(Dataset rows)

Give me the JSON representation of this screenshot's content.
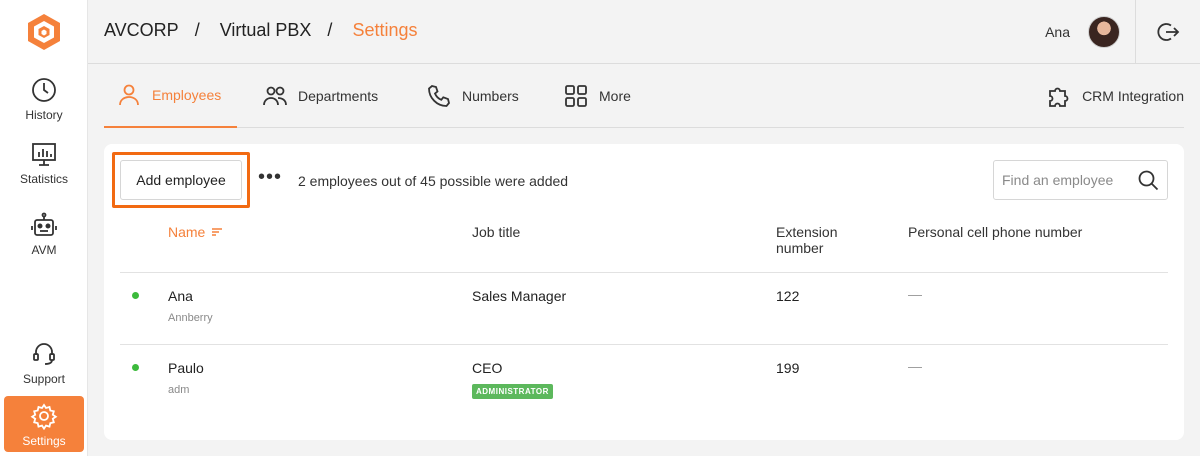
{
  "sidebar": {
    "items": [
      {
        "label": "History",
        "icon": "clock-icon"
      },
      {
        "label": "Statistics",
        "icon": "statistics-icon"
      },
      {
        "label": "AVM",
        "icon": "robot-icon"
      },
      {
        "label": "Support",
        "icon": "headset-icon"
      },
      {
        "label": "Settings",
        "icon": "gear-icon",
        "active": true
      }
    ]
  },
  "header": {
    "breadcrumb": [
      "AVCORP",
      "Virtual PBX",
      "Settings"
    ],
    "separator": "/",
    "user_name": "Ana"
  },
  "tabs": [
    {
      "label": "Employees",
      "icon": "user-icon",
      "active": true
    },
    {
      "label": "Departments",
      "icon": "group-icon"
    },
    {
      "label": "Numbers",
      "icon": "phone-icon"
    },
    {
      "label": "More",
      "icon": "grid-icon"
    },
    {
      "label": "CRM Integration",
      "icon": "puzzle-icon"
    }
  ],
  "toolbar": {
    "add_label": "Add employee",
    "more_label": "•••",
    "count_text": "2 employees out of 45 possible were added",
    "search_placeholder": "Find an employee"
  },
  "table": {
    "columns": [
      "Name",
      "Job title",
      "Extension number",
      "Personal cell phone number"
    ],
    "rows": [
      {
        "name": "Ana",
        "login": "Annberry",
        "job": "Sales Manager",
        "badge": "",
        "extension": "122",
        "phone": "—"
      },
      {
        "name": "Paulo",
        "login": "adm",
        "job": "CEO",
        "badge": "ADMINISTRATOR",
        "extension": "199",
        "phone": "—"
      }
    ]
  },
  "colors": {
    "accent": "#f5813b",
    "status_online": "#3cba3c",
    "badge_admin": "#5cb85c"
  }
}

- _OBJECTIVE_
Keep the pictures out of the copy and write out the data exactly as it stands.

- _ANSWER TO THE PROBLEM_
Give me the JSON representation of this screenshot's content.
{
  "sidebar": {
    "items": [
      {
        "label": "History",
        "icon": "clock-icon"
      },
      {
        "label": "Statistics",
        "icon": "statistics-icon"
      },
      {
        "label": "AVM",
        "icon": "robot-icon"
      },
      {
        "label": "Support",
        "icon": "headset-icon"
      },
      {
        "label": "Settings",
        "icon": "gear-icon",
        "active": true
      }
    ]
  },
  "header": {
    "breadcrumb": [
      "AVCORP",
      "Virtual PBX",
      "Settings"
    ],
    "separator": "/",
    "user_name": "Ana"
  },
  "tabs": [
    {
      "label": "Employees",
      "icon": "user-icon",
      "active": true
    },
    {
      "label": "Departments",
      "icon": "group-icon"
    },
    {
      "label": "Numbers",
      "icon": "phone-icon"
    },
    {
      "label": "More",
      "icon": "grid-icon"
    },
    {
      "label": "CRM Integration",
      "icon": "puzzle-icon"
    }
  ],
  "toolbar": {
    "add_label": "Add employee",
    "more_label": "•••",
    "count_text": "2 employees out of 45 possible were added",
    "search_placeholder": "Find an employee"
  },
  "table": {
    "columns": [
      "Name",
      "Job title",
      "Extension number",
      "Personal cell phone number"
    ],
    "rows": [
      {
        "name": "Ana",
        "login": "Annberry",
        "job": "Sales Manager",
        "badge": "",
        "extension": "122",
        "phone": "—"
      },
      {
        "name": "Paulo",
        "login": "adm",
        "job": "CEO",
        "badge": "ADMINISTRATOR",
        "extension": "199",
        "phone": "—"
      }
    ]
  },
  "colors": {
    "accent": "#f5813b",
    "status_online": "#3cba3c",
    "badge_admin": "#5cb85c"
  }
}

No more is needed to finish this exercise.